◆ What you need to do ◆
Search the data for the word "name" and copy every line that contains it.

◆ Data entries ◆
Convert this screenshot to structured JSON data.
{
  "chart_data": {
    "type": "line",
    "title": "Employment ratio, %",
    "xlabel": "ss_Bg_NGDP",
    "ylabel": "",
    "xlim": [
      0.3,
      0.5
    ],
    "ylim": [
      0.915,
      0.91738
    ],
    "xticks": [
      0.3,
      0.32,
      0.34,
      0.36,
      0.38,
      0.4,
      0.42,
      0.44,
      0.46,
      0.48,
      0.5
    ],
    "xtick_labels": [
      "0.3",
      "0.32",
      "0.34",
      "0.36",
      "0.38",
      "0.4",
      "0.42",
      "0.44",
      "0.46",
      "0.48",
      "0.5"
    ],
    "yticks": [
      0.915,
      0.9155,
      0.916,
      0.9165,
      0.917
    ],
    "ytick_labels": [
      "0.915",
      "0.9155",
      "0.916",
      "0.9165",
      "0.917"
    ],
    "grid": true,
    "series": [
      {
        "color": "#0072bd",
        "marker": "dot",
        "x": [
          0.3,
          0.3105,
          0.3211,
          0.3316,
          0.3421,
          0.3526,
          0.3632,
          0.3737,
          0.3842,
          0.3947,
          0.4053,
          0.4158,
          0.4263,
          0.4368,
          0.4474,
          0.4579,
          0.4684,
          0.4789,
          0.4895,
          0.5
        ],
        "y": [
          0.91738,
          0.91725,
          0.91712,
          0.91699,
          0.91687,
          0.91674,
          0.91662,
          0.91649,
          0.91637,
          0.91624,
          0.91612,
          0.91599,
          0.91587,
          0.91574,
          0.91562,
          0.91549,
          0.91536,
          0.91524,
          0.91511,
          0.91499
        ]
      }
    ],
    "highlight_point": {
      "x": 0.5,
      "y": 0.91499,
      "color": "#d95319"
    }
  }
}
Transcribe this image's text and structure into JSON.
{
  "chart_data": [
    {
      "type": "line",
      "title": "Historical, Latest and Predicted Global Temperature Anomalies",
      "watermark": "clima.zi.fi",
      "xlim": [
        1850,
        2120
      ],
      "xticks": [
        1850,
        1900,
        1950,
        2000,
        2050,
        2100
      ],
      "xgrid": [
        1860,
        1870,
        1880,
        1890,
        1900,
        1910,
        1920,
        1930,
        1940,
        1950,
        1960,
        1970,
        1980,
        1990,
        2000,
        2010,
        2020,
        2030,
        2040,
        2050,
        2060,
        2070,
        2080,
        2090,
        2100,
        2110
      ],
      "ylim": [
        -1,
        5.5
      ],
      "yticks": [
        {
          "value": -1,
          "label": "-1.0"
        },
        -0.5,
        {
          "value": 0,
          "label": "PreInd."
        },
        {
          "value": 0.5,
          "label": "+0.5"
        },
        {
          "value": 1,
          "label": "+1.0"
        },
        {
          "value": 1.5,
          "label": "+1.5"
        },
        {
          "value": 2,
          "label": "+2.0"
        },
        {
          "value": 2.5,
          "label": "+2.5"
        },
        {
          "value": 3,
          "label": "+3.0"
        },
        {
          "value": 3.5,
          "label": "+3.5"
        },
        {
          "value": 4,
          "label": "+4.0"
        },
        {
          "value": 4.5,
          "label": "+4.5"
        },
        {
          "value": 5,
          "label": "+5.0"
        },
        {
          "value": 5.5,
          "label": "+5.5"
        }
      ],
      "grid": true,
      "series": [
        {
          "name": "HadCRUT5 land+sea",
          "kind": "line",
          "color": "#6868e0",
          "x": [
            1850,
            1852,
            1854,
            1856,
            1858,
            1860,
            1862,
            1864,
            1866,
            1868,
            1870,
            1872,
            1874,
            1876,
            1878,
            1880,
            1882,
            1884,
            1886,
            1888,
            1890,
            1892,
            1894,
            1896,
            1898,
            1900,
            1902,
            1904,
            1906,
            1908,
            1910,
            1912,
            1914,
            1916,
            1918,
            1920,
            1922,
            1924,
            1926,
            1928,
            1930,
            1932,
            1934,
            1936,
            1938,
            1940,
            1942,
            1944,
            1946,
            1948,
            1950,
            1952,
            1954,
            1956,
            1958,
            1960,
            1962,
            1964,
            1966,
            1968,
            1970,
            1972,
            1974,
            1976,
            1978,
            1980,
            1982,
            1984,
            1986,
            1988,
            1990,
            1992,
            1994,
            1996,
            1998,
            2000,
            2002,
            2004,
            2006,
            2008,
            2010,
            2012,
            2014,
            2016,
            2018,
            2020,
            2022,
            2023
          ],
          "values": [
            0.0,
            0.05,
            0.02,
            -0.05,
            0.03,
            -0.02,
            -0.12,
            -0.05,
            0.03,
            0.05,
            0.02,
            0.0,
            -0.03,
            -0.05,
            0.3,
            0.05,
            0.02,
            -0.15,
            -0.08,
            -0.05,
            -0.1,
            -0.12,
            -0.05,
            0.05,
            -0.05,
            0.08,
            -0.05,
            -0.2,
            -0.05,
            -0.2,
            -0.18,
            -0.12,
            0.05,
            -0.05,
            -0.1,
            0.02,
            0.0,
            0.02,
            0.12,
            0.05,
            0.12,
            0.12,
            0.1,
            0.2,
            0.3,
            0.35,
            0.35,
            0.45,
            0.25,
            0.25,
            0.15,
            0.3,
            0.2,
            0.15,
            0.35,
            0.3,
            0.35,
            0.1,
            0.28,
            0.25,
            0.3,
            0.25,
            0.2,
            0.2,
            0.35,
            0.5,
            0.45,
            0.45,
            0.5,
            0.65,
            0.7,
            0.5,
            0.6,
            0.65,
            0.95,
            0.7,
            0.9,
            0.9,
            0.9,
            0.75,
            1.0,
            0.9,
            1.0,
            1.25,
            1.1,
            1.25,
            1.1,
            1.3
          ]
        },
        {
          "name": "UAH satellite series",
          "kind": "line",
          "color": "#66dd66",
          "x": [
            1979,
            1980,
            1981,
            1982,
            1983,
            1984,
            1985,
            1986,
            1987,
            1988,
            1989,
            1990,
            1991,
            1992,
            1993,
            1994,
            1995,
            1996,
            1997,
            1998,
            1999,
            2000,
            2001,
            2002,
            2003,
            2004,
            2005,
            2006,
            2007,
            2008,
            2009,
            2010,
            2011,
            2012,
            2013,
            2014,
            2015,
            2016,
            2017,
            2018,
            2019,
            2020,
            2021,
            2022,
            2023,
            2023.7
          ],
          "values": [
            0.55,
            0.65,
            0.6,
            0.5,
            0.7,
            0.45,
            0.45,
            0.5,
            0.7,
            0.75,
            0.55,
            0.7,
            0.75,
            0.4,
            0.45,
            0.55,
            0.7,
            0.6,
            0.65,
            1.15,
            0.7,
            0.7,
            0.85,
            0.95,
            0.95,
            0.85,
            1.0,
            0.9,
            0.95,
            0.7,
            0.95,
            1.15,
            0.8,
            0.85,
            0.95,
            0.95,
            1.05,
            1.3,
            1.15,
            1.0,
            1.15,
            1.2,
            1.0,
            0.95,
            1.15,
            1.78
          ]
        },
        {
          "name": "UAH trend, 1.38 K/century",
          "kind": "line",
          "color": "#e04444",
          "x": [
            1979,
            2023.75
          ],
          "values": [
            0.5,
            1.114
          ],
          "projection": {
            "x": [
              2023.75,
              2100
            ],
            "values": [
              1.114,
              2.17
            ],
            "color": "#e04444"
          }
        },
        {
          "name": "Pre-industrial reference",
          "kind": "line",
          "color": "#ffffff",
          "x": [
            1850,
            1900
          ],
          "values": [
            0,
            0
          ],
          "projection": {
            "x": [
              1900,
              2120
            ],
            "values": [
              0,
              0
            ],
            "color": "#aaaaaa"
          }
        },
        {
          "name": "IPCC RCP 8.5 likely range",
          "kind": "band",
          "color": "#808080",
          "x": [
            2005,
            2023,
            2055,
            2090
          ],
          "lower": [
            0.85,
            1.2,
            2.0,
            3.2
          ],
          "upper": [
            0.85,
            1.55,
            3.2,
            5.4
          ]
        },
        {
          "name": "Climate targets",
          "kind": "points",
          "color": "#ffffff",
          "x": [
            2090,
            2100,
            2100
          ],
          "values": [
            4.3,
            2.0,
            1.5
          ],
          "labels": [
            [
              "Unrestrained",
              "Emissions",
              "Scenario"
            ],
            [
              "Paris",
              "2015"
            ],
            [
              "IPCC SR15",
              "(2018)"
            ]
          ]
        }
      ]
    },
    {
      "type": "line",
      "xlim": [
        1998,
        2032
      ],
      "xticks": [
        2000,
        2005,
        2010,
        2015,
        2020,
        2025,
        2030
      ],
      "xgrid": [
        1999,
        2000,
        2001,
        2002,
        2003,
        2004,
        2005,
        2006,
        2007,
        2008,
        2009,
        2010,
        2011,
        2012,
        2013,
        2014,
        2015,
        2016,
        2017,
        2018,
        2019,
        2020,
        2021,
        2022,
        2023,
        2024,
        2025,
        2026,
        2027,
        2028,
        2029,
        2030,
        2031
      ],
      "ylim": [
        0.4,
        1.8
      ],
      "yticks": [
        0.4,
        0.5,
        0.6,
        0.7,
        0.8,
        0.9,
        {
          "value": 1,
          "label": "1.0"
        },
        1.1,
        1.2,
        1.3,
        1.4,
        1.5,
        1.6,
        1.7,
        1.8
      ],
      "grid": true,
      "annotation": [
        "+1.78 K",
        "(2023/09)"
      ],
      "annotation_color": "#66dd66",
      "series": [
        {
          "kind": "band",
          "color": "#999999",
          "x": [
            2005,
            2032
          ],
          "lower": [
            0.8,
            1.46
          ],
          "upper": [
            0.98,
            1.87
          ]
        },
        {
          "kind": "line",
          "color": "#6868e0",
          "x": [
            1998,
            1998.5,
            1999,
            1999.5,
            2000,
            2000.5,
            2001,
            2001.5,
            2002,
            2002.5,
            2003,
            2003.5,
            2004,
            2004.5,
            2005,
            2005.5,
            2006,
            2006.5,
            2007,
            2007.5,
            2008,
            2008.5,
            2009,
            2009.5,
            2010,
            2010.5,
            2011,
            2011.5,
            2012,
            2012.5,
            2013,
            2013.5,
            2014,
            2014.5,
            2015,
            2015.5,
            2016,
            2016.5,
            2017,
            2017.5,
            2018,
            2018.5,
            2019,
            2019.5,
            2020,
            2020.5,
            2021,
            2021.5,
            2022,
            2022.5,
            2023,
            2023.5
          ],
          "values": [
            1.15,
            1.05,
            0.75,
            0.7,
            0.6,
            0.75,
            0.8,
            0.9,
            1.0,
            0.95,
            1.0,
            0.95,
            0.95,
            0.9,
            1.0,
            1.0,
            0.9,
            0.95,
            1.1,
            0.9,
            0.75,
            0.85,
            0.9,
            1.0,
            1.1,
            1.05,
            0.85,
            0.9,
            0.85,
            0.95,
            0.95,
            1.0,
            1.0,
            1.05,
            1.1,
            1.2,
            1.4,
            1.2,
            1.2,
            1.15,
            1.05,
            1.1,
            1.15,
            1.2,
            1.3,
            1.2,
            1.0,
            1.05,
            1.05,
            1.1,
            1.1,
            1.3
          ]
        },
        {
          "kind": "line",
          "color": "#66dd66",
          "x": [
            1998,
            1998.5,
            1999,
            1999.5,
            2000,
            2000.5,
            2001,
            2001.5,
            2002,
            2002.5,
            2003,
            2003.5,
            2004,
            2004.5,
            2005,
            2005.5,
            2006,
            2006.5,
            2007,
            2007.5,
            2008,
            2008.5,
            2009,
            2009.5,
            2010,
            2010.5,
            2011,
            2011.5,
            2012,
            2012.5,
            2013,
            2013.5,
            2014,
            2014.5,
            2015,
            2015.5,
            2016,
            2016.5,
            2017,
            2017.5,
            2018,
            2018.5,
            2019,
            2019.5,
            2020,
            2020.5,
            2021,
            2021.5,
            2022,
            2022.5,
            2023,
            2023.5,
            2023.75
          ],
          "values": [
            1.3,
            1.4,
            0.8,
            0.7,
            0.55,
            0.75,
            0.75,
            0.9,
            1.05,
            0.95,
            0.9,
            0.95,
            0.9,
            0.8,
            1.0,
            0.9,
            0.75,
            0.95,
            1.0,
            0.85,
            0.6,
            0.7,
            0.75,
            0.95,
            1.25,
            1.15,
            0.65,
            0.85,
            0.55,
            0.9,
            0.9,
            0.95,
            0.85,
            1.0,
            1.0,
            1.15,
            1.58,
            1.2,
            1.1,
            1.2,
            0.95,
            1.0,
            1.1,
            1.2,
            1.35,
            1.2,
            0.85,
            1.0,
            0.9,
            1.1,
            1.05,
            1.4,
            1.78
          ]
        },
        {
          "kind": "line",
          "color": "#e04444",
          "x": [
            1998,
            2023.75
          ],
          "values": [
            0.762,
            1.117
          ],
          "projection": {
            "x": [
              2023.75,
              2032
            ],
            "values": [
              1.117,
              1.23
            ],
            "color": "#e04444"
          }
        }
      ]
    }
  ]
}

◆ Answer to this exercise ◆
          "name": "HadCRUT5 land+sea",
          "name": "UAH satellite series",
          "name": "UAH trend, 1.38 K/century",
          "name": "Pre-industrial reference",
          "name": "IPCC RCP 8.5 likely range",
          "name": "Climate targets",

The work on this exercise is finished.